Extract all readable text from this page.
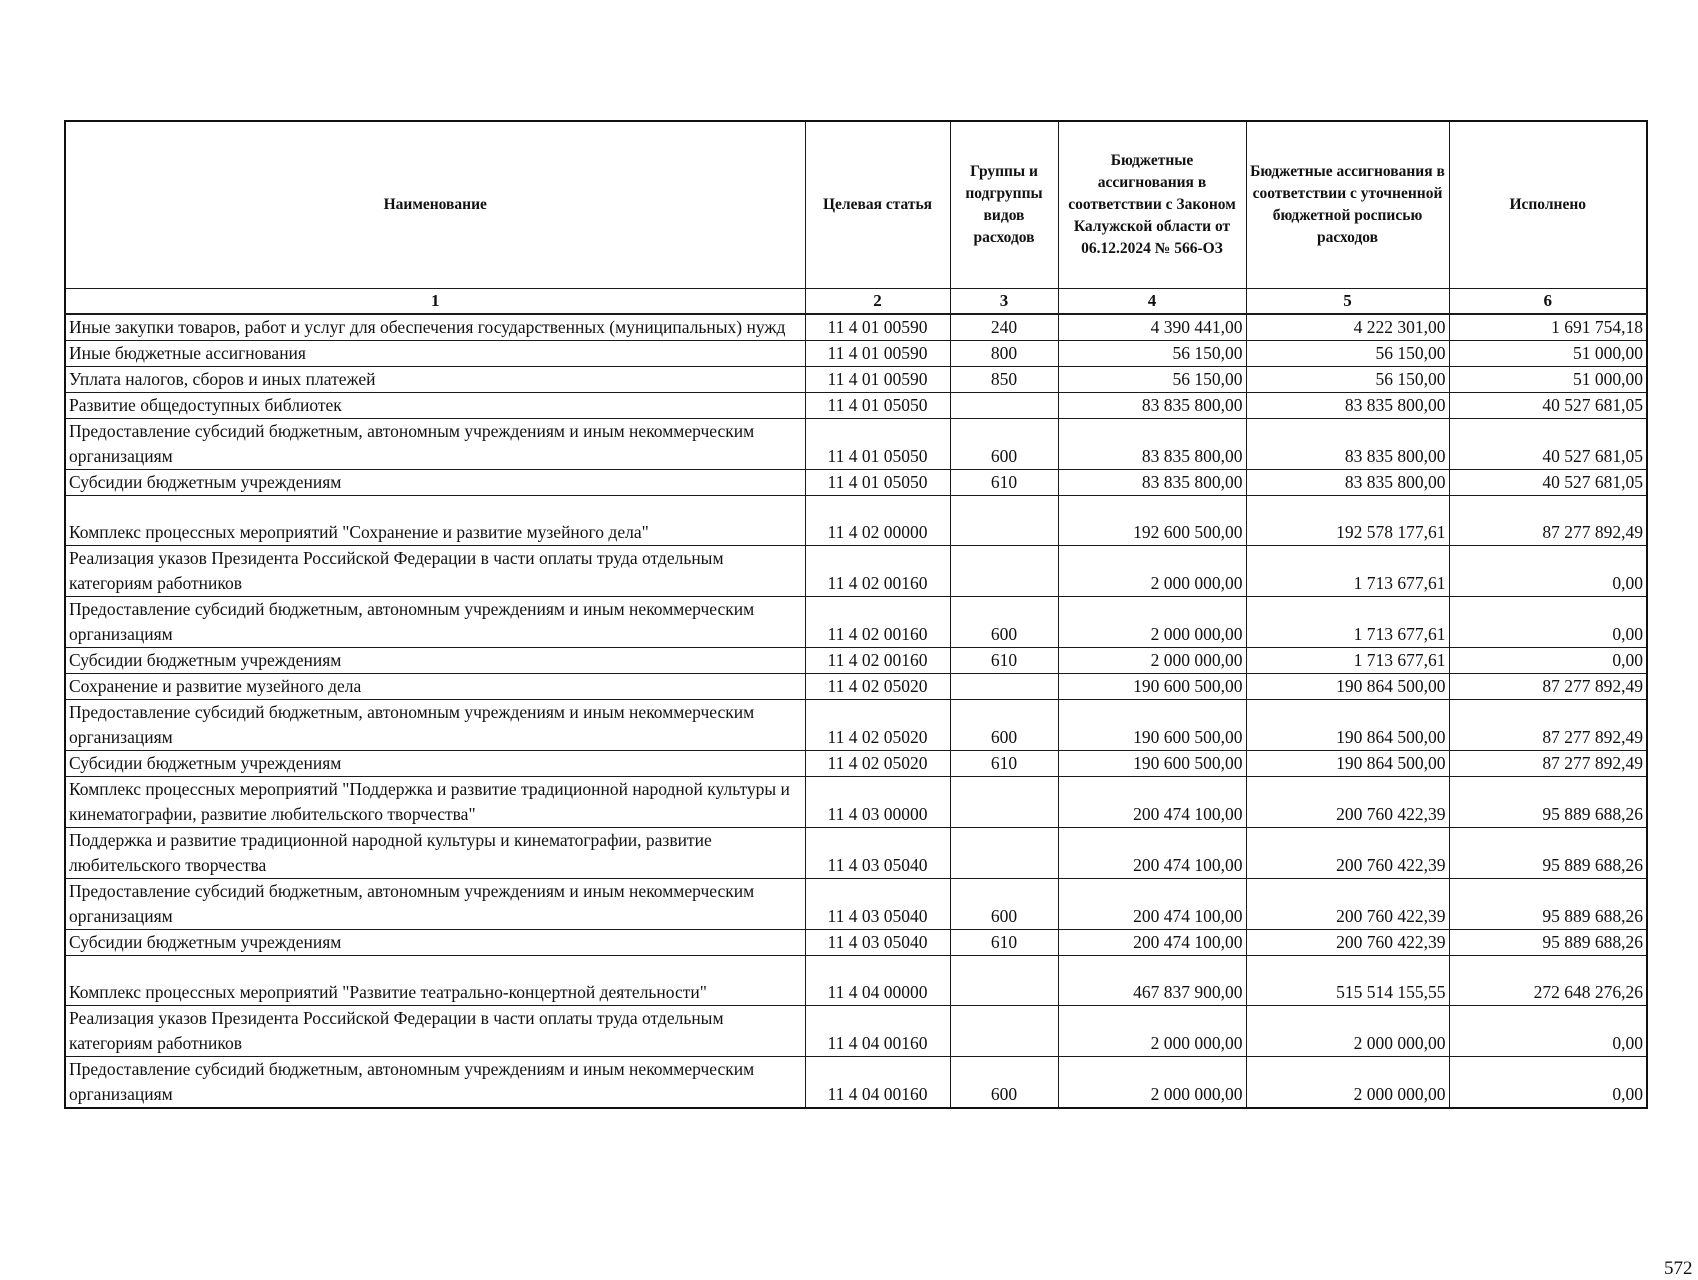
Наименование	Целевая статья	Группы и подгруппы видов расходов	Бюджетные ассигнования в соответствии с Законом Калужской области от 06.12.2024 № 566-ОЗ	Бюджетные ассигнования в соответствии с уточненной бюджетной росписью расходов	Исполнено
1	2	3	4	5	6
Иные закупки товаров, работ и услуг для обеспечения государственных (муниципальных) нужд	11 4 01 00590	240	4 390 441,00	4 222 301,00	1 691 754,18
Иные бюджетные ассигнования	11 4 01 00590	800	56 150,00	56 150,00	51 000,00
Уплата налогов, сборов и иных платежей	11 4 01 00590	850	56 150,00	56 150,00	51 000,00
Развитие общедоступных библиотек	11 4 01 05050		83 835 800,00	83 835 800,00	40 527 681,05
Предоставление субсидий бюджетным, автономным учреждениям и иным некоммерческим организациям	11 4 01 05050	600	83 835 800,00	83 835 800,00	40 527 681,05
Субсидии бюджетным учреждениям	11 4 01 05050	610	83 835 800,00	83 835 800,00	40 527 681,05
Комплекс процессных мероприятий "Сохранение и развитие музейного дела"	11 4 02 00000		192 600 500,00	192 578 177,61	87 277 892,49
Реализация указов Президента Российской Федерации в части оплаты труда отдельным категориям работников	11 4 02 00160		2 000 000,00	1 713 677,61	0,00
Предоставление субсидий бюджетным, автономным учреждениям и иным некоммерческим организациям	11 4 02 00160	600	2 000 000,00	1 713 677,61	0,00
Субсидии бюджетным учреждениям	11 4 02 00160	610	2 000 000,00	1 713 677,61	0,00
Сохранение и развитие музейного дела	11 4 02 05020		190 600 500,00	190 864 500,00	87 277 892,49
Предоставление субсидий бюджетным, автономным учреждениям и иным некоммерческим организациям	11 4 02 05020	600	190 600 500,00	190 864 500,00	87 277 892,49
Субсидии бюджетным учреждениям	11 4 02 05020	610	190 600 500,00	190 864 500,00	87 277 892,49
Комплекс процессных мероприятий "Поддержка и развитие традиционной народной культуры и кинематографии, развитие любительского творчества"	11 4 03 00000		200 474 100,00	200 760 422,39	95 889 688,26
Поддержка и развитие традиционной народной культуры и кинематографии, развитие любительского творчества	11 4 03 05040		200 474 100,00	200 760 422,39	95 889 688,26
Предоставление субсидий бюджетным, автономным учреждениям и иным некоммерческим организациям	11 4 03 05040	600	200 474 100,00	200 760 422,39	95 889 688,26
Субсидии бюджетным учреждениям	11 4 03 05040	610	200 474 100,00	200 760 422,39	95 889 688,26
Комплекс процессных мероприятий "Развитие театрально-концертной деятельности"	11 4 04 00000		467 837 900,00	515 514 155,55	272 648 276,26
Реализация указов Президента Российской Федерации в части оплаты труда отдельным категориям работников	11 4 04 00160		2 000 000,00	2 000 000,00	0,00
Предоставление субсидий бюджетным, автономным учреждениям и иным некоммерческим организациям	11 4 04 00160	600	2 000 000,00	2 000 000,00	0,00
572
...
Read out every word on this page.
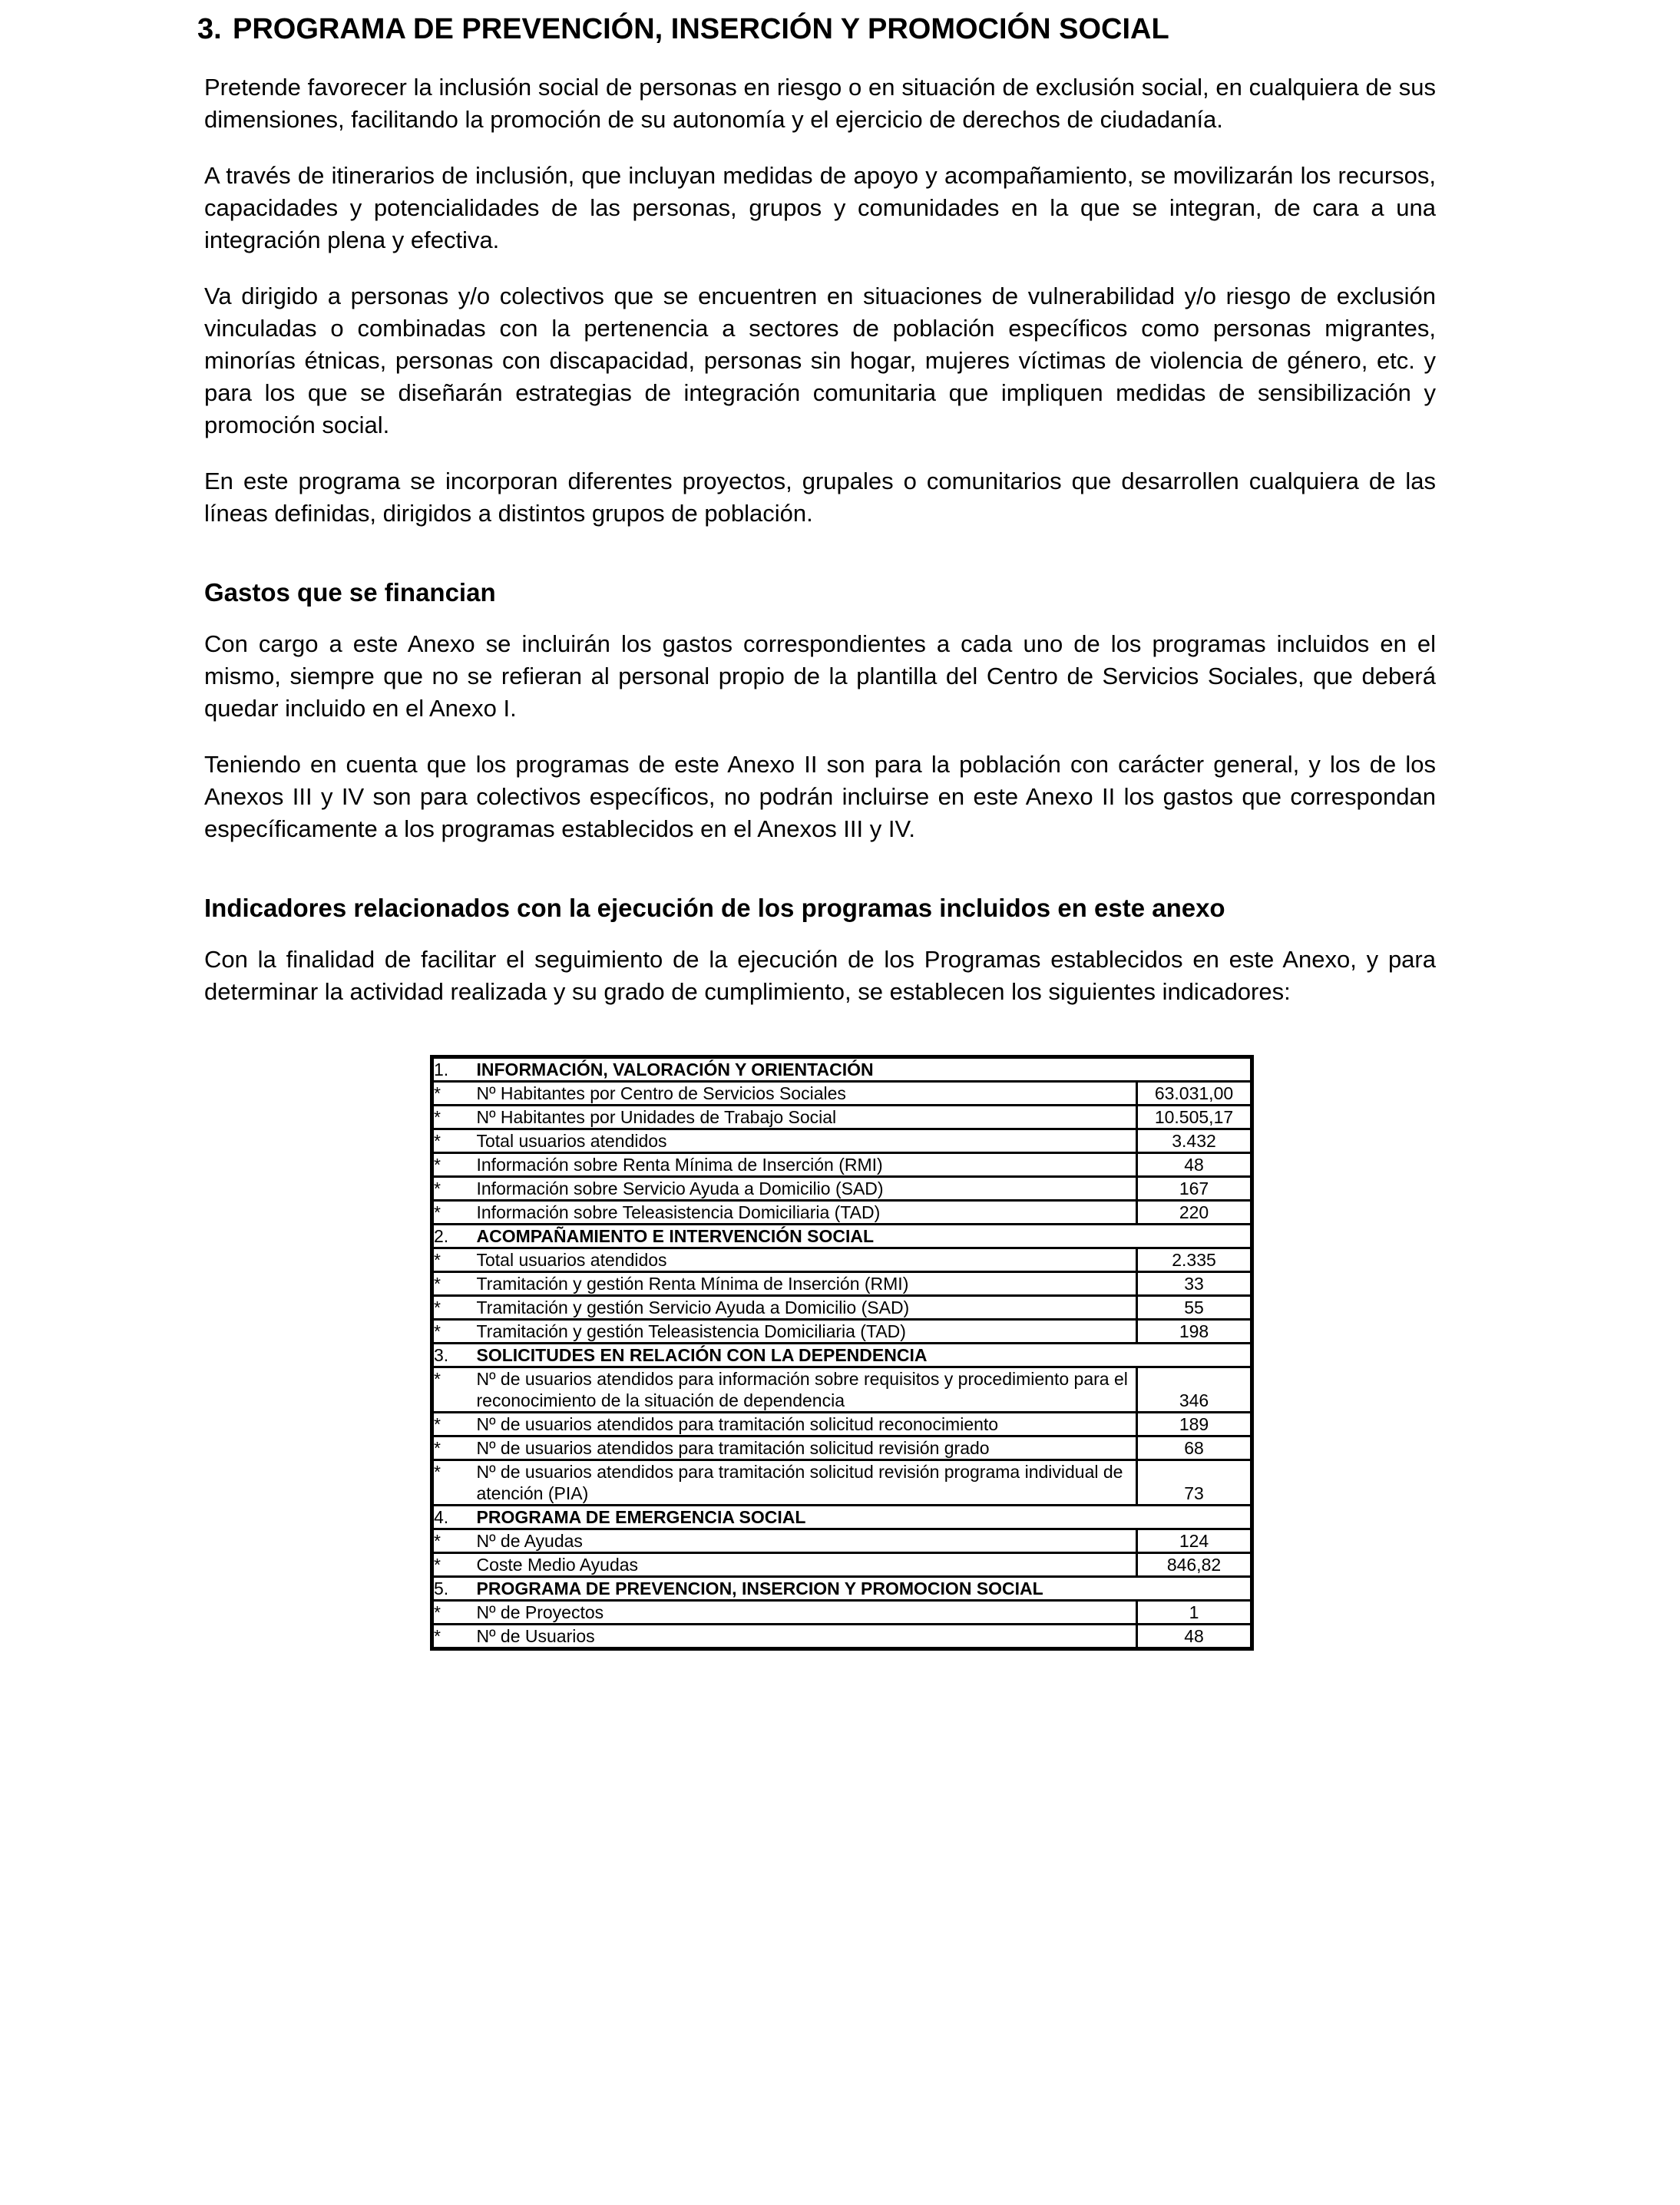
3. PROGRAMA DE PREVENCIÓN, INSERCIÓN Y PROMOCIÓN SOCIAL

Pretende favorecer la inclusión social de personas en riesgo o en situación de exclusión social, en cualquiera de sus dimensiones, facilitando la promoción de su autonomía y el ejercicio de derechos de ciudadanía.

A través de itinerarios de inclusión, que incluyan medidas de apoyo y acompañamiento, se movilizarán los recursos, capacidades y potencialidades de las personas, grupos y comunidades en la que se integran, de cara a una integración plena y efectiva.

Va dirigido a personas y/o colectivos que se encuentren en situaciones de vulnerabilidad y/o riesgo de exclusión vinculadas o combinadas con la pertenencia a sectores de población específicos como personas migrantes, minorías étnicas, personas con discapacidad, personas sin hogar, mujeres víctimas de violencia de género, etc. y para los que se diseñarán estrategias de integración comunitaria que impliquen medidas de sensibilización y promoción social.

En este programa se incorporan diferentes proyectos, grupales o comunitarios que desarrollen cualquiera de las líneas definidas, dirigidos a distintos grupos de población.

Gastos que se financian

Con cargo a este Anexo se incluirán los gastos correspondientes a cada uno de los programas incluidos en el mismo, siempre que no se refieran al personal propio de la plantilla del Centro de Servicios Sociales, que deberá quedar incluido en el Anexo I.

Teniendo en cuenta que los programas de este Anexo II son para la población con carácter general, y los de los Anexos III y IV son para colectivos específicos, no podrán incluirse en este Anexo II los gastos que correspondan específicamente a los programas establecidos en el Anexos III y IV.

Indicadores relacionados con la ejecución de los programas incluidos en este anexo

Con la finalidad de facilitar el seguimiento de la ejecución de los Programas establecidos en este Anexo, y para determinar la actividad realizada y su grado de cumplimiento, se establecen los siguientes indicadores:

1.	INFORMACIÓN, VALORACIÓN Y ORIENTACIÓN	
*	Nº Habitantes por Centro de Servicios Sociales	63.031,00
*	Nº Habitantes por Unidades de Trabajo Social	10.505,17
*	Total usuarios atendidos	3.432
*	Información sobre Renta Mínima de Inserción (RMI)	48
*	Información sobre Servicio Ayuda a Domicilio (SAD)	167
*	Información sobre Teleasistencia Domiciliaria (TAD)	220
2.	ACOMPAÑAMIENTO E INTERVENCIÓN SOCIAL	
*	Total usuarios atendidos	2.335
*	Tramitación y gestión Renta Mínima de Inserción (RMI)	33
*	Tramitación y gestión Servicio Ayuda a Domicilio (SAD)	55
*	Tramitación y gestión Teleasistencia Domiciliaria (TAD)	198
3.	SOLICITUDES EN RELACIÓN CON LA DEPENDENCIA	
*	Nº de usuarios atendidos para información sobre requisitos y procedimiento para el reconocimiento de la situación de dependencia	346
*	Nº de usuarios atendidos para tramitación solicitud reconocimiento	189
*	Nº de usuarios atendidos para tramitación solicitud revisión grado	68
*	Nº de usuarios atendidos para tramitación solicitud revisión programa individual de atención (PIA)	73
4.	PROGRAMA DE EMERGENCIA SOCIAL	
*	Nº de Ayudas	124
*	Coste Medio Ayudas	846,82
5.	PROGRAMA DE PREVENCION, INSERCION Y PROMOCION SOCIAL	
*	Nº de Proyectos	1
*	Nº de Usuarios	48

- _Problem requirements_
Search the records above for the string "grado". Copy every line that contains it.

- _Task solution_
Con la finalidad de facilitar el seguimiento de la ejecución de los Programas establecidos en este Anexo, y para determinar la actividad realizada y su grado de cumplimiento, se establecen los siguientes indicadores:
*	Nº de usuarios atendidos para tramitación solicitud revisión grado	68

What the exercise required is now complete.